Structured figure records
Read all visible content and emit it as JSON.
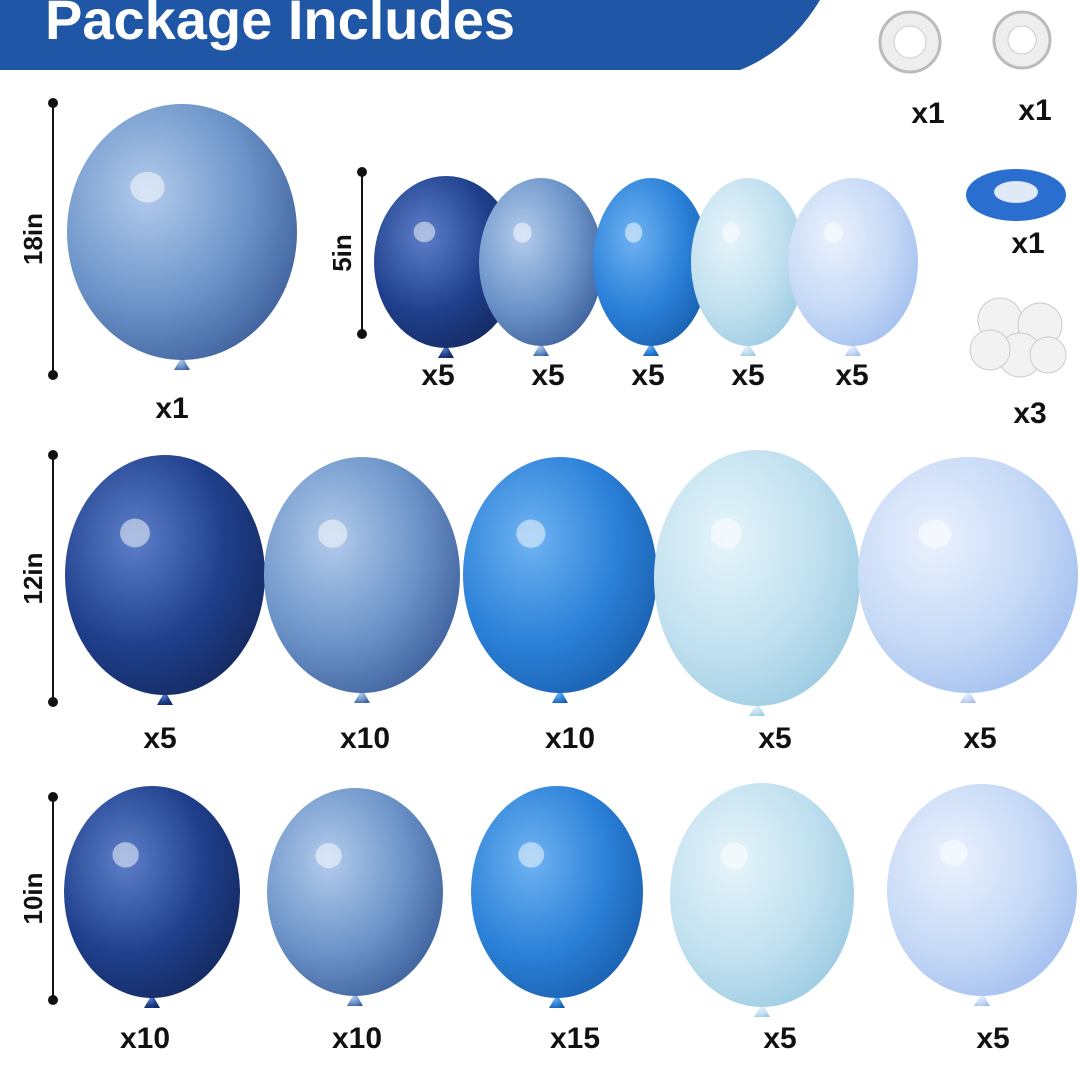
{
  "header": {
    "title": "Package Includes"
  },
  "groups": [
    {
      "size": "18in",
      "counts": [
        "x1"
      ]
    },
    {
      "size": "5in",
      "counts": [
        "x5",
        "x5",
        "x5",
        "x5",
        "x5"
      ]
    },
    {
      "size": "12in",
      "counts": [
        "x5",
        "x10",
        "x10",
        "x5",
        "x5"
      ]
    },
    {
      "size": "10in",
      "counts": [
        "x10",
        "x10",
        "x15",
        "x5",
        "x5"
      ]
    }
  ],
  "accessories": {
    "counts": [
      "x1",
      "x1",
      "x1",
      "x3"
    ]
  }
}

==

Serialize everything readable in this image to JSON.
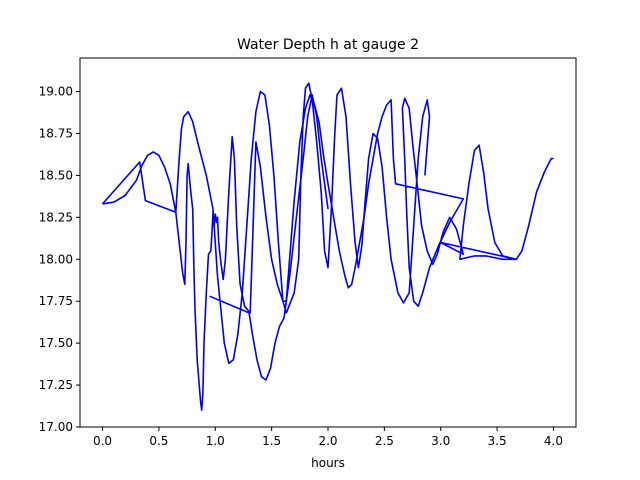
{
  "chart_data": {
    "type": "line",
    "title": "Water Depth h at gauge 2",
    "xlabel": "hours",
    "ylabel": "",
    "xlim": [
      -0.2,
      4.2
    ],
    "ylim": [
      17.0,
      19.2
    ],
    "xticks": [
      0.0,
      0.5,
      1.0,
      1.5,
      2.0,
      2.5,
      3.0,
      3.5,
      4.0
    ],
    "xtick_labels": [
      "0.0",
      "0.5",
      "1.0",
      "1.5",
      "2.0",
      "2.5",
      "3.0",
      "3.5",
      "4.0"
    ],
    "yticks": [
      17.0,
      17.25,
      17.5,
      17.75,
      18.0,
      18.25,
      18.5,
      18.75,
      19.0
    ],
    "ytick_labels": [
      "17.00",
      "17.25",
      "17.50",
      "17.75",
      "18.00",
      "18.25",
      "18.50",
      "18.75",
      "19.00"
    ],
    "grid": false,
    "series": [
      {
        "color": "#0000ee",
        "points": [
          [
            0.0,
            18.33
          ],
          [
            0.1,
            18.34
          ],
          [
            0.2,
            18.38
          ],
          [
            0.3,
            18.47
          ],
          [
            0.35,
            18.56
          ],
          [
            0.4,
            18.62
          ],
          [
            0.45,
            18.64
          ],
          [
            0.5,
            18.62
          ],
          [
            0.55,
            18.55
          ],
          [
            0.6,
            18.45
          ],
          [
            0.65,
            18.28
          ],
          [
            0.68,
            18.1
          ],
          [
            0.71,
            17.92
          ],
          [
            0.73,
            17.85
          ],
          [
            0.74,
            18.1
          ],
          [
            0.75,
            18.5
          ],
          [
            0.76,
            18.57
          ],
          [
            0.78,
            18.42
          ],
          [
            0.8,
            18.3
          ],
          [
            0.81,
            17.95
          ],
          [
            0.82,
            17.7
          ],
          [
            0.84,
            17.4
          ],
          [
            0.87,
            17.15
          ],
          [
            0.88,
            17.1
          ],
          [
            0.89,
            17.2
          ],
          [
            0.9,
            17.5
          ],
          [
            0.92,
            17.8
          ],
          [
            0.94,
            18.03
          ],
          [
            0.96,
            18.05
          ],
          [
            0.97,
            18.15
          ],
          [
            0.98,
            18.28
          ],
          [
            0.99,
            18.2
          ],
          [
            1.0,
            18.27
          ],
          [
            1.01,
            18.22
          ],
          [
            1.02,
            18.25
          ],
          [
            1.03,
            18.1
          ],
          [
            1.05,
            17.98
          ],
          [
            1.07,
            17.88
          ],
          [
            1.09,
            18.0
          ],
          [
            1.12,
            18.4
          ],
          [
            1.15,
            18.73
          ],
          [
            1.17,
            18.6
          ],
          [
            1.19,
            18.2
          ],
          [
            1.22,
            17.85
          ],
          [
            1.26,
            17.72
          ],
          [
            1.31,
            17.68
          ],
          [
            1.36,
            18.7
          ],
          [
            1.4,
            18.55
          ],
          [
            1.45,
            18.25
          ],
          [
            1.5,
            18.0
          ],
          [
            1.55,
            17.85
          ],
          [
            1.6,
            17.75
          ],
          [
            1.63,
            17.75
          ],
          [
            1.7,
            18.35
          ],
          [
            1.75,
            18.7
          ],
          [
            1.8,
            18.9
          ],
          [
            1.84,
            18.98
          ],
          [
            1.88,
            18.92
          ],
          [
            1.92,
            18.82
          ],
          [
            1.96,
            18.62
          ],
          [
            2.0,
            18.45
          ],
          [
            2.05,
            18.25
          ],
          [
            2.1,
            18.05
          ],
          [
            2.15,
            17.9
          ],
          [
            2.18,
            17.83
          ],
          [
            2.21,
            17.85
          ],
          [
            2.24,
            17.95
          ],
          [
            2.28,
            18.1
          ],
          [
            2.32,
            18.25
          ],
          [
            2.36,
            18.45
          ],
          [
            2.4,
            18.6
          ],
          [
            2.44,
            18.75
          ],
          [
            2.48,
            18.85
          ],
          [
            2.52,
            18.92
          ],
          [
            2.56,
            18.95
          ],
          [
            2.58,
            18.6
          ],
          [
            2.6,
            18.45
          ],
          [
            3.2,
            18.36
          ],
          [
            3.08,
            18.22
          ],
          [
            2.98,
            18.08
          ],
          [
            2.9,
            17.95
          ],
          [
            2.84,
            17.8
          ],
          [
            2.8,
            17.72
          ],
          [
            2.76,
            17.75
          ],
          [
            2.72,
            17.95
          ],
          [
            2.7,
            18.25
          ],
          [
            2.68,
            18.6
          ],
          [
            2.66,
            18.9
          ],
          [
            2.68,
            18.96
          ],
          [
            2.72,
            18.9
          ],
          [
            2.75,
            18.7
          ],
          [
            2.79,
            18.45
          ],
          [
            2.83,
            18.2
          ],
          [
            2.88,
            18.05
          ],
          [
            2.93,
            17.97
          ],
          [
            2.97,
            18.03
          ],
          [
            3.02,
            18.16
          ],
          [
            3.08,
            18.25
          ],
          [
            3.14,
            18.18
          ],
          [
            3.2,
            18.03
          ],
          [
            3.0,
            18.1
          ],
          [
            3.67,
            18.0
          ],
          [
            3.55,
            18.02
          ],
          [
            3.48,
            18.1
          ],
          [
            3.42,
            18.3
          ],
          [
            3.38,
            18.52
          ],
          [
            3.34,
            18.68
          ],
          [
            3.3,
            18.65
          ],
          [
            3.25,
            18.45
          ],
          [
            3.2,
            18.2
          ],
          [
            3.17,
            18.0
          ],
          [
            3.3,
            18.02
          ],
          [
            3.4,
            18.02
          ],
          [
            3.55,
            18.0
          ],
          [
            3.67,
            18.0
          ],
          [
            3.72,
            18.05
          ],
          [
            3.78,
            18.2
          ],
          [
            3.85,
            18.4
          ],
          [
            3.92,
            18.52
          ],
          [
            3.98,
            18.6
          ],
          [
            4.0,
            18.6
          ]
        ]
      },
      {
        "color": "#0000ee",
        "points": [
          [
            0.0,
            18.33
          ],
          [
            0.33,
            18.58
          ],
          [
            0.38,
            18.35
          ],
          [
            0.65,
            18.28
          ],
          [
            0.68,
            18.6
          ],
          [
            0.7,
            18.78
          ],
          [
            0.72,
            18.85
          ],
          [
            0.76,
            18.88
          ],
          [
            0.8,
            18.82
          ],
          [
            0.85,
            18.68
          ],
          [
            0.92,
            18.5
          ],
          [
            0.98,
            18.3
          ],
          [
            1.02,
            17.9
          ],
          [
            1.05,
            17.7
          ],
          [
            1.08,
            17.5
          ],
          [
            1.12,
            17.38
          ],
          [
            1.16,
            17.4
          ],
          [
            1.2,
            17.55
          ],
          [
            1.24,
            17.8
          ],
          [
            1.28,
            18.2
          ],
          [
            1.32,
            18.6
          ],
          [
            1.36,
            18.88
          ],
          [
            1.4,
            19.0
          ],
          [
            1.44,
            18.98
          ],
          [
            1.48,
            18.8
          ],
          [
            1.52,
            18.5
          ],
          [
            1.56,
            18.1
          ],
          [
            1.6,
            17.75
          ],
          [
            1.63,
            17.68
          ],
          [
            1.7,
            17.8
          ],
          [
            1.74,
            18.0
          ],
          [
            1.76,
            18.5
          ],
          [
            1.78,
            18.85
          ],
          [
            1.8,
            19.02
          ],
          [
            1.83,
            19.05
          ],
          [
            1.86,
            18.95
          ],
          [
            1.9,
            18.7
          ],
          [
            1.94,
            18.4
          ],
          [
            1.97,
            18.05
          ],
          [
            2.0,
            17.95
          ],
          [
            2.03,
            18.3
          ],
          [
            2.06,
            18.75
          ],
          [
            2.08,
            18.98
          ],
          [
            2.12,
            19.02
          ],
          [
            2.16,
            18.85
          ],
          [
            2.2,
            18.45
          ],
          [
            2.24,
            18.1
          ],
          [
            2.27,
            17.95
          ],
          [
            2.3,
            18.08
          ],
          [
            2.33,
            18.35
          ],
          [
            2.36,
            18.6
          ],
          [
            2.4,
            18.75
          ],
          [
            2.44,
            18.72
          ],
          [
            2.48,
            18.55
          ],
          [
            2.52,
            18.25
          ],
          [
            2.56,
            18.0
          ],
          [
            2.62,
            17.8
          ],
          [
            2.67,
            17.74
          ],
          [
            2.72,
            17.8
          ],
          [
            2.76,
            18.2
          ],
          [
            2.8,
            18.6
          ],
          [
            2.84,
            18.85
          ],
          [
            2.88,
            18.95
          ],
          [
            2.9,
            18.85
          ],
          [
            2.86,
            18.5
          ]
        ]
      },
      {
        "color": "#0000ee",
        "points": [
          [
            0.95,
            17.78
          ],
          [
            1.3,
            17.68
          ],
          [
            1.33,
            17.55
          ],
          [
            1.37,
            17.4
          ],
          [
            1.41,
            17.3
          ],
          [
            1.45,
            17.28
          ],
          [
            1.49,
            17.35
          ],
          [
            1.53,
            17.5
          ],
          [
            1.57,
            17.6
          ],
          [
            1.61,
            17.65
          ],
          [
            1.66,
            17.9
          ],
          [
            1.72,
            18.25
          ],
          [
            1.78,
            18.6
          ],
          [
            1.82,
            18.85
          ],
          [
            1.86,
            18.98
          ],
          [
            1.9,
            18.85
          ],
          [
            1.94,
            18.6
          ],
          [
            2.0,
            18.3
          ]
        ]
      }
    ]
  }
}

Work to be completed
Report the number of lines above containing the word "title", with no other text.

Final answer
2